-- Task description --
Reproduce the entries in full, with no changes.

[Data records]
────

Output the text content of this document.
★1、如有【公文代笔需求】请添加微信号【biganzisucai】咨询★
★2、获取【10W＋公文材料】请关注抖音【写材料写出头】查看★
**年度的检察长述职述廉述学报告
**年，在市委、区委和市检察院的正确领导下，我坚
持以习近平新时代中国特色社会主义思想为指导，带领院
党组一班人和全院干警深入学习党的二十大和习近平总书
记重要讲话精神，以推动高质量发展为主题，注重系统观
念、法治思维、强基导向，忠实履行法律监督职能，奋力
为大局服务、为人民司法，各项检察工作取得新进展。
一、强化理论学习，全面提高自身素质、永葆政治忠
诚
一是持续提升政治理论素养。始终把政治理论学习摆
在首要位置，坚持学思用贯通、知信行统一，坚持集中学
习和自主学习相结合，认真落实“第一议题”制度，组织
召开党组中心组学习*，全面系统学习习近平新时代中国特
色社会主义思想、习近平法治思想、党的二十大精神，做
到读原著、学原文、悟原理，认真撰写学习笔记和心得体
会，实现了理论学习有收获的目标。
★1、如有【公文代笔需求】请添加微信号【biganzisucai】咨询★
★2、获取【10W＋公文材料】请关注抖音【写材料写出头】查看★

────

-- Solution below --
Output the text content of this document.
★1、如有【公文代笔需求】请添加微信号【biganzisucai】咨询★
★2、获取【10W＋公文材料】请关注抖音【写材料写出头】查看★
**年度的检察长述职述廉述学报告
**年，在市委、区委和市检察院的正确领导下，我坚
持以习近平新时代中国特色社会主义思想为指导，带领院
党组一班人和全院干警深入学习党的二十大和习近平总书
记重要讲话精神，以推动高质量发展为主题，注重系统观
念、法治思维、强基导向，忠实履行法律监督职能，奋力
为大局服务、为人民司法，各项检察工作取得新进展。
一、强化理论学习，全面提高自身素质、永葆政治忠
诚
一是持续提升政治理论素养。始终把政治理论学习摆
在首要位置，坚持学思用贯通、知信行统一，坚持集中学
习和自主学习相结合，认真落实“第一议题”制度，组织
召开党组中心组学习*，全面系统学习习近平新时代中国特
色社会主义思想、习近平法治思想、党的二十大精神，做
到读原著、学原文、悟原理，认真撰写学习笔记和心得体
会，实现了理论学习有收获的目标。
★1、如有【公文代笔需求】请添加微信号【biganzisucai】咨询★
★2、获取【10W＋公文材料】请关注抖音【写材料写出头】查看★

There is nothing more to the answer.